■ Work to be completed:
The listing beneath should be written out in full, exactly as shown.

■ Supplied entries:

▶

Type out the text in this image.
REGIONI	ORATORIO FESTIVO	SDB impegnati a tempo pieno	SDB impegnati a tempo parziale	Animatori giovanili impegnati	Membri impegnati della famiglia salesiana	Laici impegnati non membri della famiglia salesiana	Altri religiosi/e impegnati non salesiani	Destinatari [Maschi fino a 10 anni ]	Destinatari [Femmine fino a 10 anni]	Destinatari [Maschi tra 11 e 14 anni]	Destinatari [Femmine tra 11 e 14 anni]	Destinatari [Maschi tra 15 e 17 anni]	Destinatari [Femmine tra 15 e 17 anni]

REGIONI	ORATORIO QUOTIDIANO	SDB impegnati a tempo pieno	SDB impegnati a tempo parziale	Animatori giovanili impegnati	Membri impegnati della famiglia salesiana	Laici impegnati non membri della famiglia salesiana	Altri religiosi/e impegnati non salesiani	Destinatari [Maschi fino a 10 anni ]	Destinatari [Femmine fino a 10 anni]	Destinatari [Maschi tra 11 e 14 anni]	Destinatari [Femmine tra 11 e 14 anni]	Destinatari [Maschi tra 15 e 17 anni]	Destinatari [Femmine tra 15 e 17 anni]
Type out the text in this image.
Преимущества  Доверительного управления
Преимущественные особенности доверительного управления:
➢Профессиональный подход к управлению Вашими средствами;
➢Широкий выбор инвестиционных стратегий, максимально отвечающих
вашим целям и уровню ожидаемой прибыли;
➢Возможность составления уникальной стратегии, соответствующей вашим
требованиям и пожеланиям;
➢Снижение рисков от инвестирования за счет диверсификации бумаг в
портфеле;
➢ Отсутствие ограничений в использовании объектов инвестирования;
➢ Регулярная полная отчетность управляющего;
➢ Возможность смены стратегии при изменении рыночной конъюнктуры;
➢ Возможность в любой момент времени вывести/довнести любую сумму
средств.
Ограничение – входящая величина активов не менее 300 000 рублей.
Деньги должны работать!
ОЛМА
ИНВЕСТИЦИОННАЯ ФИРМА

◀

■ Answer to this problem:
Type out the text in this image.
REGIONI	ORATORIO FESTIVO	SDB impegnati a tempo pieno	SDB impegnati a tempo parziale	Animatori giovanili impegnati	Membri impegnati della famiglia salesiana	Laici impegnati non membri della famiglia salesiana	Altri religiosi/e impegnati non salesiani	Destinatari [Maschi fino a 10 anni ]	Destinatari [Femmine fino a 10 anni]	Destinatari [Maschi tra 11 e 14 anni]	Destinatari [Femmine tra 11 e 14 anni]	Destinatari [Maschi tra 15 e 17 anni]	Destinatari [Femmine tra 15 e 17 anni]

REGIONI	ORATORIO QUOTIDIANO	SDB impegnati a tempo pieno	SDB impegnati a tempo parziale	Animatori giovanili impegnati	Membri impegnati della famiglia salesiana	Laici impegnati non membri della famiglia salesiana	Altri religiosi/e impegnati non salesiani	Destinatari [Maschi fino a 10 anni ]	Destinatari [Femmine fino a 10 anni]	Destinatari [Maschi tra 11 e 14 anni]	Destinatari [Femmine tra 11 e 14 anni]	Destinatari [Maschi tra 15 e 17 anni]	Destinatari [Femmine tra 15 e 17 anni]
Type out the text in this image.
Преимущества  Доверительного управления
Преимущественные особенности доверительного управления:
➢Профессиональный подход к управлению Вашими средствами;
➢Широкий выбор инвестиционных стратегий, максимально отвечающих
вашим целям и уровню ожидаемой прибыли;
➢Возможность составления уникальной стратегии, соответствующей вашим
требованиям и пожеланиям;
➢Снижение рисков от инвестирования за счет диверсификации бумаг в
портфеле;
➢ Отсутствие ограничений в использовании объектов инвестирования;
➢ Регулярная полная отчетность управляющего;
➢ Возможность смены стратегии при изменении рыночной конъюнктуры;
➢ Возможность в любой момент времени вывести/довнести любую сумму
средств.
Ограничение – входящая величина активов не менее 300 000 рублей.
Деньги должны работать!
ОЛМА
ИНВЕСТИЦИОННАЯ ФИРМА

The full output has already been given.